- [GIVEN INFORMATION]:
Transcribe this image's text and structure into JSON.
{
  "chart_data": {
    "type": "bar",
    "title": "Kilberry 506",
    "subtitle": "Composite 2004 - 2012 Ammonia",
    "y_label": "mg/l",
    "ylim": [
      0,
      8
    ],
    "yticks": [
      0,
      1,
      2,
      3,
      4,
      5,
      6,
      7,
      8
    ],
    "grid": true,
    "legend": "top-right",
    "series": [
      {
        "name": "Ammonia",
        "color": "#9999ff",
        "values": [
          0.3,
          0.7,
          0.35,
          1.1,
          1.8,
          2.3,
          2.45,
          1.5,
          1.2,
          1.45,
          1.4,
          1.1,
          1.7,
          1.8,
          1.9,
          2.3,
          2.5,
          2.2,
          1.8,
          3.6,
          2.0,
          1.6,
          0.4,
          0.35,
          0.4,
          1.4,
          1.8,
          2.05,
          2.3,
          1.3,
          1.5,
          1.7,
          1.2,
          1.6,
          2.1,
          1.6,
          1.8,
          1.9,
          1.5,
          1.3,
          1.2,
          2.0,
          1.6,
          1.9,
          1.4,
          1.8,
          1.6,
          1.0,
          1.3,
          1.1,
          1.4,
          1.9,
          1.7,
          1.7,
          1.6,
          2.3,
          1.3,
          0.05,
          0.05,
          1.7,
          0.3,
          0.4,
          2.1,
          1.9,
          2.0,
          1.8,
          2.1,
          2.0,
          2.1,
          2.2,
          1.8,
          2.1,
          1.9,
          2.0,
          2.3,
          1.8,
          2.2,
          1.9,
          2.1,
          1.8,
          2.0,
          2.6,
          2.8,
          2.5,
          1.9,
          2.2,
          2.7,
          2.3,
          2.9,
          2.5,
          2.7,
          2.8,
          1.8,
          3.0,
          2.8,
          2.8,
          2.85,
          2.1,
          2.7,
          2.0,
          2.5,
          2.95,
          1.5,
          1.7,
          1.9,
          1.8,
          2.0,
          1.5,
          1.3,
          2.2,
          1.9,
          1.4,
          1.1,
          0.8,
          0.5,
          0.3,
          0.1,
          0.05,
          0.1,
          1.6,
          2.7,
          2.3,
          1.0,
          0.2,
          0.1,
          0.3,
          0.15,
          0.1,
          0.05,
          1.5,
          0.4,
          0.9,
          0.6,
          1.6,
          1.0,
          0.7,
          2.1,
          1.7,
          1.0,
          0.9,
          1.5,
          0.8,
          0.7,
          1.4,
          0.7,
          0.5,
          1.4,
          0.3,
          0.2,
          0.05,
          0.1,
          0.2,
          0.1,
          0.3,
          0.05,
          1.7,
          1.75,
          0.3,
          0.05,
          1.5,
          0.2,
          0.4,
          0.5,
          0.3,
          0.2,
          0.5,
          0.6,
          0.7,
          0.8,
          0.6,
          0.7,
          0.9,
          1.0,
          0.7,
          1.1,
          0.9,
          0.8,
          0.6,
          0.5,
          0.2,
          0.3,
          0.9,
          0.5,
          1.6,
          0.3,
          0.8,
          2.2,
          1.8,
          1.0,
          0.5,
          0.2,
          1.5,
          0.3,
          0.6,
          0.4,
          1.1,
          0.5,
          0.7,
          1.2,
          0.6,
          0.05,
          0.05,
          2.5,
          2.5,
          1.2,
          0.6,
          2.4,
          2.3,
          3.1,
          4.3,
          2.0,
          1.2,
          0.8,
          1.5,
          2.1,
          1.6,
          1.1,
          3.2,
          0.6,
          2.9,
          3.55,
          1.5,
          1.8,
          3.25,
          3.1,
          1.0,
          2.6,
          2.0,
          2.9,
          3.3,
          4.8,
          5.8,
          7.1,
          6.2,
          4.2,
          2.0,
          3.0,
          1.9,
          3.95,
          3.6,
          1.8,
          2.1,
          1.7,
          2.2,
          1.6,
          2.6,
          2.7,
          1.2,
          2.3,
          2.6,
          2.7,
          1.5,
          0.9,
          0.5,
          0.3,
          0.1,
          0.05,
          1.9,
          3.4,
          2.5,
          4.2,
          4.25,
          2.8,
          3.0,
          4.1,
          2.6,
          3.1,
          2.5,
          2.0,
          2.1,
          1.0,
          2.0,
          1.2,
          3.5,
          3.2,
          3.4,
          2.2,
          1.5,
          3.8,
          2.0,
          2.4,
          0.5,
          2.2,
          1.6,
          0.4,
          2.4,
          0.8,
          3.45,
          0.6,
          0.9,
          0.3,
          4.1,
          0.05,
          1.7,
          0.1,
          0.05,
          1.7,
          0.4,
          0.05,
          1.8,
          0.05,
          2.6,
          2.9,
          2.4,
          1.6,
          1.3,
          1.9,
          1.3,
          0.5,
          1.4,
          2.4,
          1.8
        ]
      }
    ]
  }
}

- [SHORT TASK]: Which lines above hold the word "Ammonia"? Copy each of them.

- [OUTPUT BELOW]:
    "subtitle": "Composite 2004 - 2012 Ammonia",
        "name": "Ammonia",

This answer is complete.